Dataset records
----------------
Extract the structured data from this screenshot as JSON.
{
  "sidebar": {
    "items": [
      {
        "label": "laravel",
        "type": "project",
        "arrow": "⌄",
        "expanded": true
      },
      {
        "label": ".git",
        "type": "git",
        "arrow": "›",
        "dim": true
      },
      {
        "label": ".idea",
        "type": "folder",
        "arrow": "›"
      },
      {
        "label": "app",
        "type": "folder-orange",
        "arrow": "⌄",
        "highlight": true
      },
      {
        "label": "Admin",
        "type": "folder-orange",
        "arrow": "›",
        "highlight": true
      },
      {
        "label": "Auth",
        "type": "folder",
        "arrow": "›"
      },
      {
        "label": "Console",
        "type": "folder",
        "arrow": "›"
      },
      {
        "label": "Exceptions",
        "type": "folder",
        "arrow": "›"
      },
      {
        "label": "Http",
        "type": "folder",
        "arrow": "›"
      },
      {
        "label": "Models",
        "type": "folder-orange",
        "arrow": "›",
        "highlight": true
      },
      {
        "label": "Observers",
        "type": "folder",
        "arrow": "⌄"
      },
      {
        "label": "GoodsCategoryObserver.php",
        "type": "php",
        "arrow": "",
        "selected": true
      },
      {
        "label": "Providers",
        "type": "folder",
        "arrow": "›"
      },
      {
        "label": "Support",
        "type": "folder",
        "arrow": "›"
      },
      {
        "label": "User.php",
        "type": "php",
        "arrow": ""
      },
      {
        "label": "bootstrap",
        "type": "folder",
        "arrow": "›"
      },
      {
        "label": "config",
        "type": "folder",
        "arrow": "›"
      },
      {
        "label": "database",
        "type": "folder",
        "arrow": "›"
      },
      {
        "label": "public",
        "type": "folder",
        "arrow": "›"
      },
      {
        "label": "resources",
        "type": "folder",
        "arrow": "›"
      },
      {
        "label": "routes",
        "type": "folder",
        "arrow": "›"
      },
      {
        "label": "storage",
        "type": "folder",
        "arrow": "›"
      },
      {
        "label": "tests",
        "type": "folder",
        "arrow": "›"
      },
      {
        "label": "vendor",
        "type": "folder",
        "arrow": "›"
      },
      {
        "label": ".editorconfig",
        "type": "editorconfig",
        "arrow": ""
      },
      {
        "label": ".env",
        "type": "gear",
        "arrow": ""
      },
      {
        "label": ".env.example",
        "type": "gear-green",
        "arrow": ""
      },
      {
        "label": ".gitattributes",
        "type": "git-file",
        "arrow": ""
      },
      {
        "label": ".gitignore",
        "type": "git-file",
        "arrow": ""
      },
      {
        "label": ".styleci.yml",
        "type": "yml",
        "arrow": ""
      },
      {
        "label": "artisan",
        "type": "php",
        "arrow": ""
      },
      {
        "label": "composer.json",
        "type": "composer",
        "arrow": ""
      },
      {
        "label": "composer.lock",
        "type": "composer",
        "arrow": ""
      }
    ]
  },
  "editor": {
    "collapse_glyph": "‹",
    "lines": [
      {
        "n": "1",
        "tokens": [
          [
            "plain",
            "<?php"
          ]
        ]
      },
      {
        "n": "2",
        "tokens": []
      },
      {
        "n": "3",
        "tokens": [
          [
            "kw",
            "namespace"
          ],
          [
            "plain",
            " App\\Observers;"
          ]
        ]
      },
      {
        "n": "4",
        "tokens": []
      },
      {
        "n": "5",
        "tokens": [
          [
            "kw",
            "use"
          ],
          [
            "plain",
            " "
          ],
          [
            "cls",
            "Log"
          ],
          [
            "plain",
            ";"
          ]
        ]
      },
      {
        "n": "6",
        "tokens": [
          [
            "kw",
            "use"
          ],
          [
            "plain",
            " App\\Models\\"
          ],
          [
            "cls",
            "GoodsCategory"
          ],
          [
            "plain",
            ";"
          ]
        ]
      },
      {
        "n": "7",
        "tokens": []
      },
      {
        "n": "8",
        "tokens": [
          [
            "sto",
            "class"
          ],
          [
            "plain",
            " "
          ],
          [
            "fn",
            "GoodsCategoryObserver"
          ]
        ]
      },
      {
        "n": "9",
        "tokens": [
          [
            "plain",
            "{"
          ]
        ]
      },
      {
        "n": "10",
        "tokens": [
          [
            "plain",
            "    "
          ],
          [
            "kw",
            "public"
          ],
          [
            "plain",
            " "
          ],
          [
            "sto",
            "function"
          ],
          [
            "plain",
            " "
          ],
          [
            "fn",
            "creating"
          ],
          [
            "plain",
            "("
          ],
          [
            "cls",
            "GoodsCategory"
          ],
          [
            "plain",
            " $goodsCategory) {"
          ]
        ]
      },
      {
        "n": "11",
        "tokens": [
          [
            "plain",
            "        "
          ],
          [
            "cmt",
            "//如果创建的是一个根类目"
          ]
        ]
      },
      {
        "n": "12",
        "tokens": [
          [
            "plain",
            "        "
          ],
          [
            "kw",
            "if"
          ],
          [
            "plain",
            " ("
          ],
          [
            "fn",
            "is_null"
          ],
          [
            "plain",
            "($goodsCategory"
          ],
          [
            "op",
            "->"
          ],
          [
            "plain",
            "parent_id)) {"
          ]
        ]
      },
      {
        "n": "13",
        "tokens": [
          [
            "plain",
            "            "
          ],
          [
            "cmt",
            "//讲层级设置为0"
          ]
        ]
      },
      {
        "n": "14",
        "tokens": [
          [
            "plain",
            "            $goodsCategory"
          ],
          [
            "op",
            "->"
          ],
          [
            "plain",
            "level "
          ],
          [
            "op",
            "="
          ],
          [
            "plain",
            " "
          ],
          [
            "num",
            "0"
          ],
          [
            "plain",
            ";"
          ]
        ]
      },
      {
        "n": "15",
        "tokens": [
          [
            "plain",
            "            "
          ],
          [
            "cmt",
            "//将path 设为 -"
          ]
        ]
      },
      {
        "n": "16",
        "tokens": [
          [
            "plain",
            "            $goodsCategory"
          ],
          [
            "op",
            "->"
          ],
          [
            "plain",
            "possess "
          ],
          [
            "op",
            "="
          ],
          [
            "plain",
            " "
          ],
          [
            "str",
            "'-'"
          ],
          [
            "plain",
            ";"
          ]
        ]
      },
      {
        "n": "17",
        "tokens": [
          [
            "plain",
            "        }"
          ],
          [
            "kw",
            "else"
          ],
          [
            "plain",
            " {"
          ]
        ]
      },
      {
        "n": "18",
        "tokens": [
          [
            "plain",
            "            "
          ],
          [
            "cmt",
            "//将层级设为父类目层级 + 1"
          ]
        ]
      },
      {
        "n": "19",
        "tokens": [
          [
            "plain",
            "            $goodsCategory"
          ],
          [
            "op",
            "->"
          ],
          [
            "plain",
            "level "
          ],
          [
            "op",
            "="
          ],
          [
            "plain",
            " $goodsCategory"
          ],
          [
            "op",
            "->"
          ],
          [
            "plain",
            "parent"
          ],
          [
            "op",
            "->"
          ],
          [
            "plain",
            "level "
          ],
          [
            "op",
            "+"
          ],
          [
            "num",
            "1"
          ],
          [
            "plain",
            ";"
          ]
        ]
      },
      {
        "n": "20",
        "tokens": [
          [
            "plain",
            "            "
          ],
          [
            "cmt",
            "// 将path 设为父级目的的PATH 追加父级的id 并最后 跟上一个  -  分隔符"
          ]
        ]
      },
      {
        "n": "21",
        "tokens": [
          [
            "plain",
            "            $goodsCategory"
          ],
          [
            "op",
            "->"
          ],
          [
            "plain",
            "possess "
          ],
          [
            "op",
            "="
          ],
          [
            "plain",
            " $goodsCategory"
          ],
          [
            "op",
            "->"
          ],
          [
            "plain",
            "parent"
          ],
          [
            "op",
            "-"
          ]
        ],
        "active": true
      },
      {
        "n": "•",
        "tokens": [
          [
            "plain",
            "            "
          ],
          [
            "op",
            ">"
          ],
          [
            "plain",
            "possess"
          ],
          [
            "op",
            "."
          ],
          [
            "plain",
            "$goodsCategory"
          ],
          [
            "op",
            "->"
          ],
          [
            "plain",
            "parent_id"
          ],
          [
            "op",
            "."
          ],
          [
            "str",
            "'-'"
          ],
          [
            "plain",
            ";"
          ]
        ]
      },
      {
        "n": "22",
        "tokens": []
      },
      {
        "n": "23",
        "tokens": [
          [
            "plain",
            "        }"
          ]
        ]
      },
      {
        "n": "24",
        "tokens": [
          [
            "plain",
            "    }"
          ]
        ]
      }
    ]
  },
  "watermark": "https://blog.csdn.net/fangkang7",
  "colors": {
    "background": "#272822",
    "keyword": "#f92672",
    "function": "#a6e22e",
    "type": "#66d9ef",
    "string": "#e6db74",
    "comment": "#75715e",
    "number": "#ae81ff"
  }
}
----------------
▶ Your objective:
In the records above, find each line with the word "GoodsCategoryObserver" and copy it.

▶ Task result:
        "label": "GoodsCategoryObserver.php",
            "GoodsCategoryObserver"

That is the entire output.